Dataset excerpt:
□ □ □ □ □
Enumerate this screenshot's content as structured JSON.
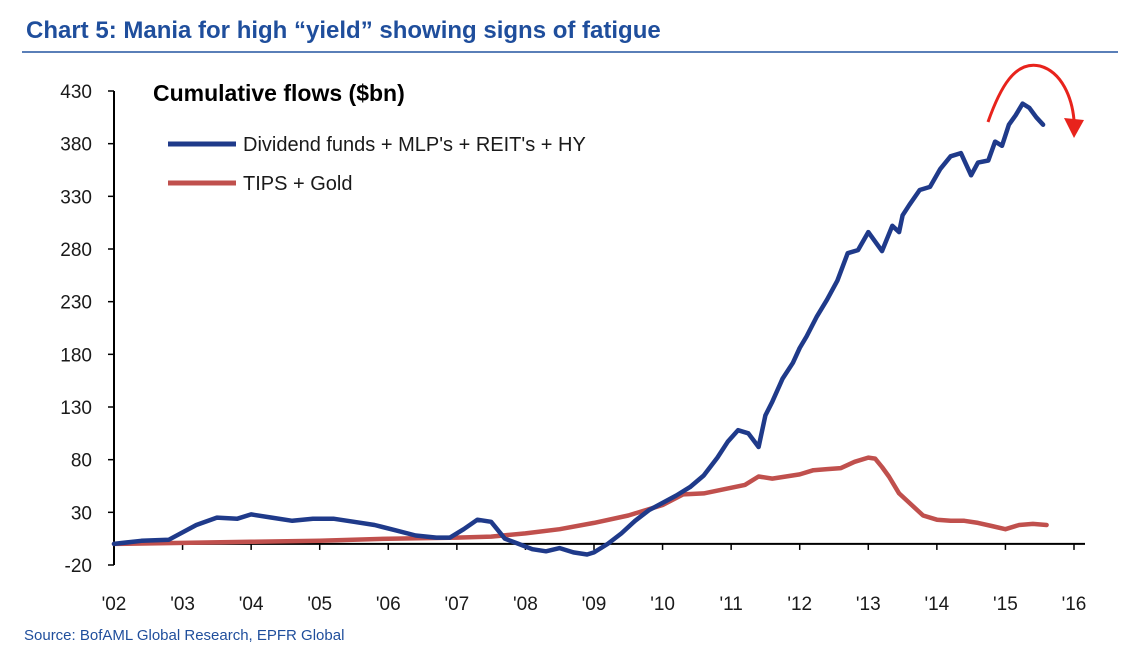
{
  "header": {
    "title": "Chart 5: Mania for high “yield” showing signs of fatigue",
    "source": "Source: BofAML Global Research, EPFR Global"
  },
  "colors": {
    "title": "#1f4e9c",
    "dividend_series": "#1f3a8a",
    "tips_series": "#c0504d",
    "annotation_arrow": "#e8231c"
  },
  "chart_data": {
    "type": "line",
    "title": "Cumulative flows ($bn)",
    "xlabel": "",
    "ylabel": "",
    "xlim": [
      2002,
      2016
    ],
    "ylim": [
      -20,
      430
    ],
    "yticks": [
      430,
      380,
      330,
      280,
      230,
      180,
      130,
      80,
      30,
      -20
    ],
    "ytick_labels": [
      "430",
      "380",
      "330",
      "280",
      "230",
      "180",
      "130",
      "80",
      "30",
      "-20"
    ],
    "xticks": [
      2002,
      2003,
      2004,
      2005,
      2006,
      2007,
      2008,
      2009,
      2010,
      2011,
      2012,
      2013,
      2014,
      2015,
      2016
    ],
    "xtick_labels": [
      "'02",
      "'03",
      "'04",
      "'05",
      "'06",
      "'07",
      "'08",
      "'09",
      "'10",
      "'11",
      "'12",
      "'13",
      "'14",
      "'15",
      "'16"
    ],
    "baseline": 0,
    "legend_position": "top-left",
    "grid": false,
    "annotation": "curved red arrow above the 2015 peak indicating a turn down",
    "series": [
      {
        "name": "Dividend funds + MLP's + REIT's + HY",
        "color": "#1f3a8a",
        "x": [
          2002.0,
          2002.4,
          2002.8,
          2003.2,
          2003.5,
          2003.8,
          2004.0,
          2004.3,
          2004.6,
          2004.9,
          2005.2,
          2005.5,
          2005.8,
          2006.1,
          2006.4,
          2006.7,
          2006.9,
          2007.1,
          2007.3,
          2007.5,
          2007.7,
          2007.9,
          2008.1,
          2008.3,
          2008.5,
          2008.7,
          2008.9,
          2009.0,
          2009.2,
          2009.4,
          2009.6,
          2009.8,
          2010.0,
          2010.2,
          2010.4,
          2010.6,
          2010.8,
          2010.95,
          2011.1,
          2011.25,
          2011.4,
          2011.5,
          2011.6,
          2011.75,
          2011.9,
          2012.0,
          2012.1,
          2012.25,
          2012.4,
          2012.55,
          2012.7,
          2012.85,
          2013.0,
          2013.2,
          2013.35,
          2013.45,
          2013.5,
          2013.6,
          2013.75,
          2013.9,
          2014.05,
          2014.2,
          2014.35,
          2014.5,
          2014.6,
          2014.75,
          2014.85,
          2014.95,
          2015.05,
          2015.15,
          2015.25,
          2015.35,
          2015.45,
          2015.55
        ],
        "values": [
          0,
          3,
          4,
          18,
          25,
          24,
          28,
          25,
          22,
          24,
          24,
          21,
          18,
          13,
          8,
          6,
          6,
          14,
          23,
          21,
          5,
          0,
          -5,
          -7,
          -4,
          -8,
          -10,
          -8,
          0,
          10,
          22,
          32,
          39,
          46,
          54,
          65,
          82,
          97,
          108,
          105,
          92,
          122,
          135,
          157,
          172,
          186,
          197,
          216,
          232,
          250,
          276,
          279,
          296,
          278,
          302,
          296,
          312,
          322,
          336,
          339,
          356,
          368,
          371,
          350,
          362,
          364,
          382,
          378,
          398,
          407,
          418,
          414,
          405,
          398
        ]
      },
      {
        "name": "TIPS + Gold",
        "color": "#c0504d",
        "x": [
          2002.0,
          2003.0,
          2004.0,
          2005.0,
          2006.0,
          2007.0,
          2007.5,
          2008.0,
          2008.5,
          2009.0,
          2009.5,
          2010.0,
          2010.3,
          2010.6,
          2010.9,
          2011.2,
          2011.4,
          2011.6,
          2011.8,
          2012.0,
          2012.2,
          2012.4,
          2012.6,
          2012.8,
          2013.0,
          2013.1,
          2013.2,
          2013.3,
          2013.45,
          2013.6,
          2013.8,
          2014.0,
          2014.2,
          2014.4,
          2014.6,
          2014.8,
          2015.0,
          2015.2,
          2015.4,
          2015.6
        ],
        "values": [
          0,
          1,
          2,
          3,
          5,
          6,
          7,
          10,
          14,
          20,
          27,
          37,
          47,
          48,
          52,
          56,
          64,
          62,
          64,
          66,
          70,
          71,
          72,
          78,
          82,
          81,
          73,
          64,
          48,
          39,
          27,
          23,
          22,
          22,
          20,
          17,
          14,
          18,
          19,
          18
        ]
      }
    ]
  }
}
□ □ □ □ □
:: Brief ::
Find every line in the records that has the string "name", then state how many there are and nothing else.

:: Exercise response ::
2